Document passage
*** Block opens ***

3. Select the “firstName” object in the “userRecord” object
4. Performs the “getText” action on the “firstName” object. Use “await” to ensure the method finishes before moving on.
5. Assign the text returned by “getText” to the constant “firstName” property

Writing a test

Now that we’ve gone over the Page Object Model, promises, and how to work with them in concert, we can finish up by writing a test to bring this all together. Here’s the webpage again:

http://www.way2automation.com/angularjs-protractor/webtables/

Let’s write a basic test. I want to write a test that will validate that the first name of the third record is “Mark”. To do that, I will need to:

• Find the page (dashboard)
• Find all the user records on the page
• Find the third record from the user records array
• Get the text from the First Name of that record
• Ensure that the record’s First Name is “Mark”

*** Block closes ***

Study material
*** Block opens ***

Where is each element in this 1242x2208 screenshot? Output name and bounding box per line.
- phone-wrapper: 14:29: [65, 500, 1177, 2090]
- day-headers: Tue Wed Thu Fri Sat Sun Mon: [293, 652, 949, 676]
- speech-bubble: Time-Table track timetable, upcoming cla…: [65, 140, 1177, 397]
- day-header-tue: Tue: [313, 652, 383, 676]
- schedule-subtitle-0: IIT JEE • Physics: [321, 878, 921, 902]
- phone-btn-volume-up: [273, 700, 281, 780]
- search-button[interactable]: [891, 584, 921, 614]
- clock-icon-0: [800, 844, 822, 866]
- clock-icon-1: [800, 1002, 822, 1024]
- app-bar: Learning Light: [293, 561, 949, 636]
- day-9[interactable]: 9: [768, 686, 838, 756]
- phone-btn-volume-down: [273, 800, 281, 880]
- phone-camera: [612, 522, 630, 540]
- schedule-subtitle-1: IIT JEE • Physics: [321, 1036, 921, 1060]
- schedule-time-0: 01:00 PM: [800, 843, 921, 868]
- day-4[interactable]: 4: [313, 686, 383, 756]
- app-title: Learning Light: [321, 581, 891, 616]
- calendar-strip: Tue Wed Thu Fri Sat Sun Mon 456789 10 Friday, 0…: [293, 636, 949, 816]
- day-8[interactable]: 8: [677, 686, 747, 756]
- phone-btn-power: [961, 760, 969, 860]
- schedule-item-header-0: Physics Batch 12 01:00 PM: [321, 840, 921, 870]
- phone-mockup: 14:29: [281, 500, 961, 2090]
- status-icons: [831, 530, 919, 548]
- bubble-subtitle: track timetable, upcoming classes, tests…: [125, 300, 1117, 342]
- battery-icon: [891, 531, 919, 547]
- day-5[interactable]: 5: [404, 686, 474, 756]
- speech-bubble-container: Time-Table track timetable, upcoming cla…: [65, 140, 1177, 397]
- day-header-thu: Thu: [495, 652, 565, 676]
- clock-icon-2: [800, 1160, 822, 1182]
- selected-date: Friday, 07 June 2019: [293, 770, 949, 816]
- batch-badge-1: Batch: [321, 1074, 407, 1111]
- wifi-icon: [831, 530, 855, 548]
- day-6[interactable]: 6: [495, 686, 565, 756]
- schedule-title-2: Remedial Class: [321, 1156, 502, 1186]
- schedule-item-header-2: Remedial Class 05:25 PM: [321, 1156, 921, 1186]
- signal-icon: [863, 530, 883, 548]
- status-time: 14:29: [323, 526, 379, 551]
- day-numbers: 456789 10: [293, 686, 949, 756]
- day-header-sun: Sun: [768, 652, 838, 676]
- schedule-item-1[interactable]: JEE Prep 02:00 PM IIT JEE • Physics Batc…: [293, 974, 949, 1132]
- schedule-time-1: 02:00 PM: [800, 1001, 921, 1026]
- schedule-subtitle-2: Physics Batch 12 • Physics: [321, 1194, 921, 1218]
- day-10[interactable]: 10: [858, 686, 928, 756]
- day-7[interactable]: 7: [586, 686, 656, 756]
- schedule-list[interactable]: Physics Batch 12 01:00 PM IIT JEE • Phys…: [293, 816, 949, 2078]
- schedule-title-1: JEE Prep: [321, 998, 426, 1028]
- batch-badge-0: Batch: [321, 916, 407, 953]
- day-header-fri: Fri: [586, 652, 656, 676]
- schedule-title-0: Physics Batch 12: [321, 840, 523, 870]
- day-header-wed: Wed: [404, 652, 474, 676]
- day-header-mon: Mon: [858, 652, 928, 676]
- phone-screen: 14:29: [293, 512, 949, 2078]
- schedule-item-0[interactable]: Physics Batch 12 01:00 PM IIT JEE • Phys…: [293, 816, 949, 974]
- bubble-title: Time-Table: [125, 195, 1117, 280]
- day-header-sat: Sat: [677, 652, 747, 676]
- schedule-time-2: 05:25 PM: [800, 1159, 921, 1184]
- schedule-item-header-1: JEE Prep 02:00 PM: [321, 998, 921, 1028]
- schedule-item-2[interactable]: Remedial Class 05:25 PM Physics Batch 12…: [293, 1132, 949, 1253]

*** Block closes ***

Exercise A
In the Protractor testing passage, substitute "getInnerText" for "getText" and reproduce the text from "3. Select the" up to and including "the page (dashboard)".
Exercise B
In the Protractor testing passage, which first name should the planned test confirm for the third user record?
Exercise C
Extend the Protractor testing passage, beginning immediately after its final sentence.

Task answer A
3. Select the “firstName” object in the “userRecord” object
4. Performs the “getInnerText” action on the “firstName” object. Use “await” to ensure the method finishes before moving on.
5. Assign the text returned by “getInnerText” to the constant “firstName” property

Writing a test

Now that we’ve gone over the Page Object Model, promises, and how to work with them in concert, we can finish up by writing a test to bring this all together. Here’s the webpage again:

http://www.way2automation.com/angularjs-protractor/webtables/

Let’s write a basic test. I want to write a test that will validate that the first name of the third record is “Mark”. To do that, I will need to:

• Find the page (dashboard)

Task answer B
Mark

Task answer C
Here’s the code for that test:

The interesting things to note here:

• We use “await” when setting the “userRecords” property because calling the “get” method for “userTableRecords.userRecords” returns a promise
• “await” is also used within the scope of the “expect” to ensure we get the text of the “firstName” property before determining if it equals ‘Mark’
• The string, `First name of the third record should be ‘${expectedName}’ — is ‘${recordName}’`, is a custom error message created for this specific expectation. (Note: Creating specific error messages are not required, however it is helpful from a debugging standpoint. Why? Without this, the error message seen would be something like ‘Expected Frank to equal Mark’ (assuming “Frank” is the name seen). Writing a specific message allows for more clear debugging. That said, it can be onerous to add a custom message to each and every assertion/expectation. You’ll need to determine which option works best for your situation.)
• Even though “toEqual” returns a promise, we do no put an “await” before the “expect”. Why not? In this instance, the code was written in Protractor using the Jasmine testing framework. Though Protractor doesn’t inherently handle promises otherwise, it does resolve promises here by default.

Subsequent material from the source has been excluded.